> **WHAT YOU WILL DO**:
Each entry below is to be printed verbatim.

> **SOURCE RECORDS**:
++++

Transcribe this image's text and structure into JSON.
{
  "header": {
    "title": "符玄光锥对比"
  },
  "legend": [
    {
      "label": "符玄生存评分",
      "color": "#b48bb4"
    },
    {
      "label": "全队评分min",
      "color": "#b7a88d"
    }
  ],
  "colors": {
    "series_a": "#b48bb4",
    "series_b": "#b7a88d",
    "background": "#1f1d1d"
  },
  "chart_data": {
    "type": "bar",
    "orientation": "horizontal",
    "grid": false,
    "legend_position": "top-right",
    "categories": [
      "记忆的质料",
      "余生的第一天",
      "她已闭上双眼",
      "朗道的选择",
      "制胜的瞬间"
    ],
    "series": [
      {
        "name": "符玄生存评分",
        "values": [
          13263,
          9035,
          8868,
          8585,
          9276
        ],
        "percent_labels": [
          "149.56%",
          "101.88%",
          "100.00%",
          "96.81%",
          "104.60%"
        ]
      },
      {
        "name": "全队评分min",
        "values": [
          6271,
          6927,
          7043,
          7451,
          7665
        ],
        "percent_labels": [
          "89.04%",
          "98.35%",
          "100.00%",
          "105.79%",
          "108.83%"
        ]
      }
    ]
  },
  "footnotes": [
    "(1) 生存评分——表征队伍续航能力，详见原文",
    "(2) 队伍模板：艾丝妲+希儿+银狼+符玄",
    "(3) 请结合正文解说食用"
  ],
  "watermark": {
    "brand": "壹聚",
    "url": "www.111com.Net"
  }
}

++++

> **FINAL ANSWER**:
Transcribe this image's text and structure into JSON.
{
  "header": {
    "title": "符玄光锥对比"
  },
  "legend": [
    {
      "label": "符玄生存评分",
      "color": "#b48bb4"
    },
    {
      "label": "全队评分min",
      "color": "#b7a88d"
    }
  ],
  "colors": {
    "series_a": "#b48bb4",
    "series_b": "#b7a88d",
    "background": "#1f1d1d"
  },
  "chart_data": {
    "type": "bar",
    "orientation": "horizontal",
    "grid": false,
    "legend_position": "top-right",
    "categories": [
      "记忆的质料",
      "余生的第一天",
      "她已闭上双眼",
      "朗道的选择",
      "制胜的瞬间"
    ],
    "series": [
      {
        "name": "符玄生存评分",
        "values": [
          13263,
          9035,
          8868,
          8585,
          9276
        ],
        "percent_labels": [
          "149.56%",
          "101.88%",
          "100.00%",
          "96.81%",
          "104.60%"
        ]
      },
      {
        "name": "全队评分min",
        "values": [
          6271,
          6927,
          7043,
          7451,
          7665
        ],
        "percent_labels": [
          "89.04%",
          "98.35%",
          "100.00%",
          "105.79%",
          "108.83%"
        ]
      }
    ]
  },
  "footnotes": [
    "(1) 生存评分——表征队伍续航能力，详见原文",
    "(2) 队伍模板：艾丝妲+希儿+银狼+符玄",
    "(3) 请结合正文解说食用"
  ],
  "watermark": {
    "brand": "壹聚",
    "url": "www.111com.Net"
  }
}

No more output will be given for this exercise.